-- WHAT IS EXPECTED --
Without the images, write out the whole listing exactly.

Records
------

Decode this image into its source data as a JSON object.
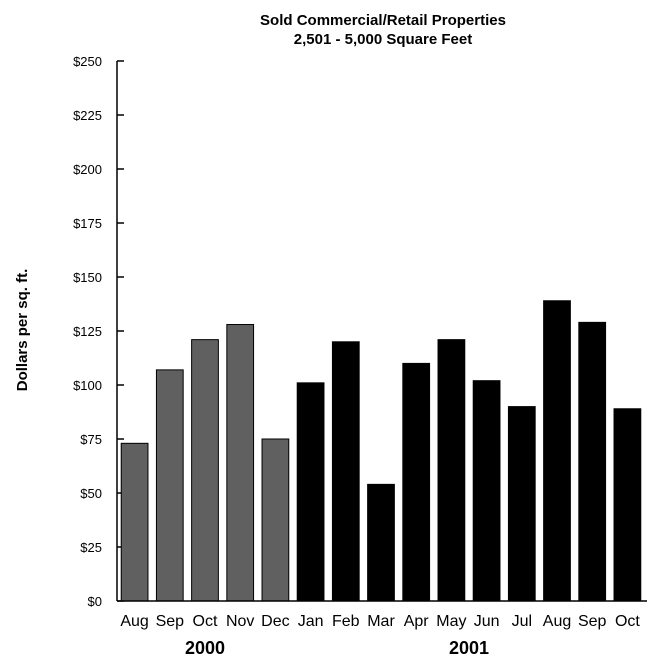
{
  "chart_data": {
    "type": "bar",
    "title": "Sold Commercial/Retail Properties",
    "subtitle": "2,501 - 5,000 Square Feet",
    "ylabel": "Dollars per sq. ft.",
    "xlabel": "",
    "ylim": [
      0,
      250
    ],
    "y_ticks": [
      0,
      25,
      50,
      75,
      100,
      125,
      150,
      175,
      200,
      225,
      250
    ],
    "y_tick_labels": [
      "$0",
      "$25",
      "$50",
      "$75",
      "$100",
      "$125",
      "$150",
      "$175",
      "$200",
      "$225",
      "$250"
    ],
    "categories": [
      "Aug",
      "Sep",
      "Oct",
      "Nov",
      "Dec",
      "Jan",
      "Feb",
      "Mar",
      "Apr",
      "May",
      "Jun",
      "Jul",
      "Aug",
      "Sep",
      "Oct"
    ],
    "values": [
      73,
      107,
      121,
      128,
      75,
      101,
      120,
      54,
      110,
      121,
      102,
      90,
      139,
      129,
      89
    ],
    "groups": [
      {
        "label": "2000",
        "start": 0,
        "count": 5,
        "color": "#606060"
      },
      {
        "label": "2001",
        "start": 5,
        "count": 10,
        "color": "#000000"
      }
    ],
    "grid": false,
    "legend": "none"
  }
}
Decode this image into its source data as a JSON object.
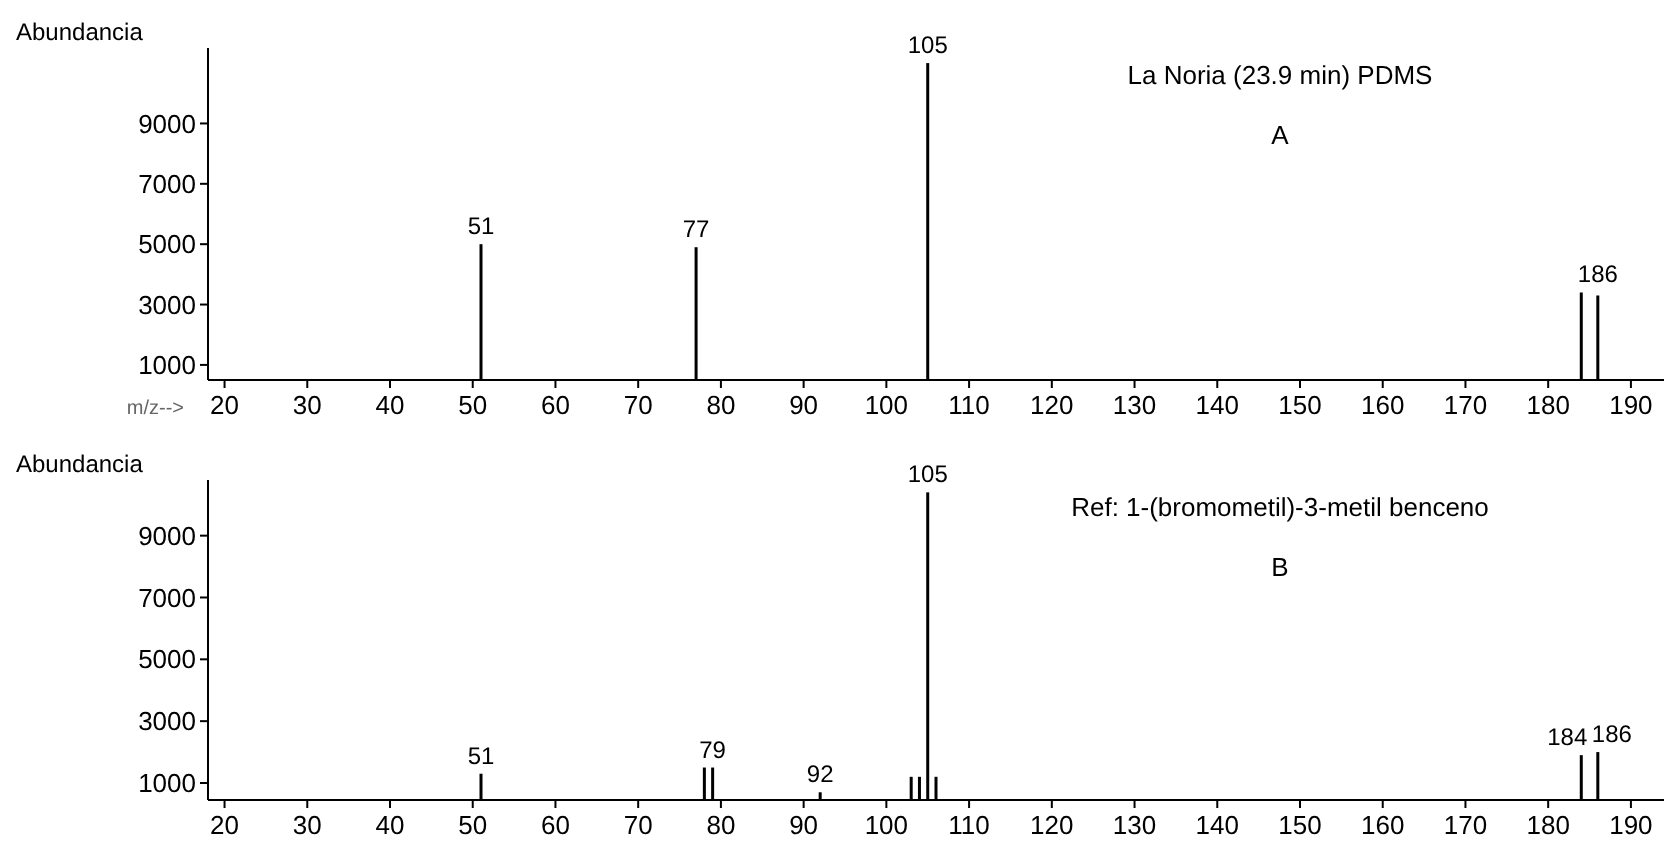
{
  "chart_data": [
    {
      "type": "bar",
      "ylabel": "Abundancia",
      "xlabel": "m/z-->",
      "color": "#000000",
      "x": [
        51,
        77,
        105,
        184,
        186
      ],
      "values": [
        5000,
        4900,
        11000,
        3400,
        3300
      ],
      "xlim": [
        18,
        194
      ],
      "ylim": [
        500,
        11500
      ],
      "xticks": [
        20,
        30,
        40,
        50,
        60,
        70,
        80,
        90,
        100,
        110,
        120,
        130,
        140,
        150,
        160,
        170,
        180,
        190
      ],
      "yticks": [
        1000,
        3000,
        5000,
        7000,
        9000
      ],
      "annotations": [
        {
          "text": "105",
          "x": 105,
          "y": 11000
        },
        {
          "text": "51",
          "x": 51,
          "y": 5000
        },
        {
          "text": "77",
          "x": 77,
          "y": 4900
        },
        {
          "text": "186",
          "x": 186,
          "y": 3400
        },
        "La Noria (23.9 min) PDMS",
        "A"
      ]
    },
    {
      "type": "bar",
      "ylabel": "Abundancia",
      "color": "#000000",
      "x": [
        51,
        78,
        79,
        92,
        103,
        104,
        105,
        106,
        184,
        186
      ],
      "values": [
        1300,
        1500,
        1500,
        700,
        1200,
        1200,
        10400,
        1200,
        1900,
        2000
      ],
      "xlim": [
        18,
        194
      ],
      "ylim": [
        450,
        10800
      ],
      "xticks": [
        20,
        30,
        40,
        50,
        60,
        70,
        80,
        90,
        100,
        110,
        120,
        130,
        140,
        150,
        160,
        170,
        180,
        190
      ],
      "yticks": [
        1000,
        3000,
        5000,
        7000,
        9000
      ],
      "annotations": [
        {
          "text": "105",
          "x": 105,
          "y": 10400
        },
        {
          "text": "51",
          "x": 51,
          "y": 1300
        },
        {
          "text": "79",
          "x": 79,
          "y": 1500
        },
        {
          "text": "92",
          "x": 92,
          "y": 700
        },
        {
          "text": "184",
          "x": 184,
          "y": 1900
        },
        {
          "text": "186",
          "x": 186,
          "y": 2000
        },
        "Ref: 1-(bromometil)-3-metil benceno",
        "B"
      ]
    }
  ]
}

------

-- WRITTEN SOLUTION --
Decode this image into its source data as a JSON object.
{
  "chart_data": {
    "type": "bar",
    "title": "Sold Commercial/Retail Properties",
    "subtitle": "2,501 - 5,000 Square Feet",
    "ylabel": "Dollars per sq. ft.",
    "xlabel": "",
    "ylim": [
      0,
      250
    ],
    "y_ticks": [
      0,
      25,
      50,
      75,
      100,
      125,
      150,
      175,
      200,
      225,
      250
    ],
    "y_tick_labels": [
      "$0",
      "$25",
      "$50",
      "$75",
      "$100",
      "$125",
      "$150",
      "$175",
      "$200",
      "$225",
      "$250"
    ],
    "categories": [
      "Aug",
      "Sep",
      "Oct",
      "Nov",
      "Dec",
      "Jan",
      "Feb",
      "Mar",
      "Apr",
      "May",
      "Jun",
      "Jul",
      "Aug",
      "Sep",
      "Oct"
    ],
    "values": [
      73,
      107,
      121,
      128,
      75,
      101,
      120,
      54,
      110,
      121,
      102,
      90,
      139,
      129,
      89
    ],
    "groups": [
      {
        "label": "2000",
        "start": 0,
        "count": 5,
        "color": "#606060"
      },
      {
        "label": "2001",
        "start": 5,
        "count": 10,
        "color": "#000000"
      }
    ],
    "grid": false,
    "legend": "none"
  }
}
Decode this image into its source data as a JSON object.
{
  "chart_data": [
    {
      "type": "bar",
      "ylabel": "Abundancia",
      "xlabel": "m/z-->",
      "color": "#000000",
      "x": [
        51,
        77,
        105,
        184,
        186
      ],
      "values": [
        5000,
        4900,
        11000,
        3400,
        3300
      ],
      "xlim": [
        18,
        194
      ],
      "ylim": [
        500,
        11500
      ],
      "xticks": [
        20,
        30,
        40,
        50,
        60,
        70,
        80,
        90,
        100,
        110,
        120,
        130,
        140,
        150,
        160,
        170,
        180,
        190
      ],
      "yticks": [
        1000,
        3000,
        5000,
        7000,
        9000
      ],
      "annotations": [
        {
          "text": "105",
          "x": 105,
          "y": 11000
        },
        {
          "text": "51",
          "x": 51,
          "y": 5000
        },
        {
          "text": "77",
          "x": 77,
          "y": 4900
        },
        {
          "text": "186",
          "x": 186,
          "y": 3400
        },
        "La Noria (23.9 min) PDMS",
        "A"
      ]
    },
    {
      "type": "bar",
      "ylabel": "Abundancia",
      "color": "#000000",
      "x": [
        51,
        78,
        79,
        92,
        103,
        104,
        105,
        106,
        184,
        186
      ],
      "values": [
        1300,
        1500,
        1500,
        700,
        1200,
        1200,
        10400,
        1200,
        1900,
        2000
      ],
      "xlim": [
        18,
        194
      ],
      "ylim": [
        450,
        10800
      ],
      "xticks": [
        20,
        30,
        40,
        50,
        60,
        70,
        80,
        90,
        100,
        110,
        120,
        130,
        140,
        150,
        160,
        170,
        180,
        190
      ],
      "yticks": [
        1000,
        3000,
        5000,
        7000,
        9000
      ],
      "annotations": [
        {
          "text": "105",
          "x": 105,
          "y": 10400
        },
        {
          "text": "51",
          "x": 51,
          "y": 1300
        },
        {
          "text": "79",
          "x": 79,
          "y": 1500
        },
        {
          "text": "92",
          "x": 92,
          "y": 700
        },
        {
          "text": "184",
          "x": 184,
          "y": 1900
        },
        {
          "text": "186",
          "x": 186,
          "y": 2000
        },
        "Ref: 1-(bromometil)-3-metil benceno",
        "B"
      ]
    }
  ]
}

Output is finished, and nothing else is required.